"""

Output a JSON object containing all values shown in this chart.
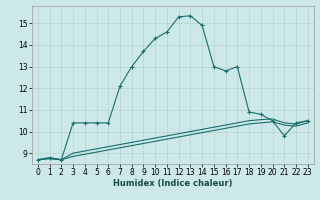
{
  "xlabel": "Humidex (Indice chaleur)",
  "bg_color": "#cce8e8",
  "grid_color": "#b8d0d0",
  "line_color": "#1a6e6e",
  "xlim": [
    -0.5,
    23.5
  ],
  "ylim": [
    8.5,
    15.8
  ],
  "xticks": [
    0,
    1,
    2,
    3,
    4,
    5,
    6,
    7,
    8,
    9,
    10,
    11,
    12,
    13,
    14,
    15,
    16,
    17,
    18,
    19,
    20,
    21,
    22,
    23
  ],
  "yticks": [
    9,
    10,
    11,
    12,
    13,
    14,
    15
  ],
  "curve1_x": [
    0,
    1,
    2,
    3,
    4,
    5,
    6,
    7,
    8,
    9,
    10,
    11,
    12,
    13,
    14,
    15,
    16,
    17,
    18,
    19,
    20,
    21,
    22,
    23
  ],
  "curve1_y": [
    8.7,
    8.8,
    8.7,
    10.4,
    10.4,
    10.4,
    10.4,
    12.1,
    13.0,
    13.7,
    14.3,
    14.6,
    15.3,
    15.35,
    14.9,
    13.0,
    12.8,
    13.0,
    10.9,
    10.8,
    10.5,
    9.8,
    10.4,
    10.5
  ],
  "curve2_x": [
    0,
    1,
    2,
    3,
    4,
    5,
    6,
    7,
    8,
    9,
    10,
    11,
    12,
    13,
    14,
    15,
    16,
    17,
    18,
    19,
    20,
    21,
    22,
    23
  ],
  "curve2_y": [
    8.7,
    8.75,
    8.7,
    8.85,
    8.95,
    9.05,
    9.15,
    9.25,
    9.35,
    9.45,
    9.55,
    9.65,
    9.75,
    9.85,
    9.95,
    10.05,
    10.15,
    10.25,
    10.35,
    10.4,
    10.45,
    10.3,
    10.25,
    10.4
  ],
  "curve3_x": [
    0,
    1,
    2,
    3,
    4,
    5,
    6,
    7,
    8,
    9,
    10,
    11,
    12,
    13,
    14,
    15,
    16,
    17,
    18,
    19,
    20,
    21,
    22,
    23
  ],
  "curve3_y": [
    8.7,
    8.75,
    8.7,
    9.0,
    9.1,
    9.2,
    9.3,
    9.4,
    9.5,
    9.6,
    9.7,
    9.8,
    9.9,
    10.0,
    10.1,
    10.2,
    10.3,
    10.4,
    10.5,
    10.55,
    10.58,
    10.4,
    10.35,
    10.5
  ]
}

"""

=== Stated task ===
Drop the images and repeat the data exactly.

=== Result of the task ===
Output a JSON object containing all values shown in this chart.
{
  "xlabel": "Humidex (Indice chaleur)",
  "bg_color": "#cce8e8",
  "grid_color": "#b8d0d0",
  "line_color": "#1a6e6e",
  "xlim": [
    -0.5,
    23.5
  ],
  "ylim": [
    8.5,
    15.8
  ],
  "xticks": [
    0,
    1,
    2,
    3,
    4,
    5,
    6,
    7,
    8,
    9,
    10,
    11,
    12,
    13,
    14,
    15,
    16,
    17,
    18,
    19,
    20,
    21,
    22,
    23
  ],
  "yticks": [
    9,
    10,
    11,
    12,
    13,
    14,
    15
  ],
  "curve1_x": [
    0,
    1,
    2,
    3,
    4,
    5,
    6,
    7,
    8,
    9,
    10,
    11,
    12,
    13,
    14,
    15,
    16,
    17,
    18,
    19,
    20,
    21,
    22,
    23
  ],
  "curve1_y": [
    8.7,
    8.8,
    8.7,
    10.4,
    10.4,
    10.4,
    10.4,
    12.1,
    13.0,
    13.7,
    14.3,
    14.6,
    15.3,
    15.35,
    14.9,
    13.0,
    12.8,
    13.0,
    10.9,
    10.8,
    10.5,
    9.8,
    10.4,
    10.5
  ],
  "curve2_x": [
    0,
    1,
    2,
    3,
    4,
    5,
    6,
    7,
    8,
    9,
    10,
    11,
    12,
    13,
    14,
    15,
    16,
    17,
    18,
    19,
    20,
    21,
    22,
    23
  ],
  "curve2_y": [
    8.7,
    8.75,
    8.7,
    8.85,
    8.95,
    9.05,
    9.15,
    9.25,
    9.35,
    9.45,
    9.55,
    9.65,
    9.75,
    9.85,
    9.95,
    10.05,
    10.15,
    10.25,
    10.35,
    10.4,
    10.45,
    10.3,
    10.25,
    10.4
  ],
  "curve3_x": [
    0,
    1,
    2,
    3,
    4,
    5,
    6,
    7,
    8,
    9,
    10,
    11,
    12,
    13,
    14,
    15,
    16,
    17,
    18,
    19,
    20,
    21,
    22,
    23
  ],
  "curve3_y": [
    8.7,
    8.75,
    8.7,
    9.0,
    9.1,
    9.2,
    9.3,
    9.4,
    9.5,
    9.6,
    9.7,
    9.8,
    9.9,
    10.0,
    10.1,
    10.2,
    10.3,
    10.4,
    10.5,
    10.55,
    10.58,
    10.4,
    10.35,
    10.5
  ]
}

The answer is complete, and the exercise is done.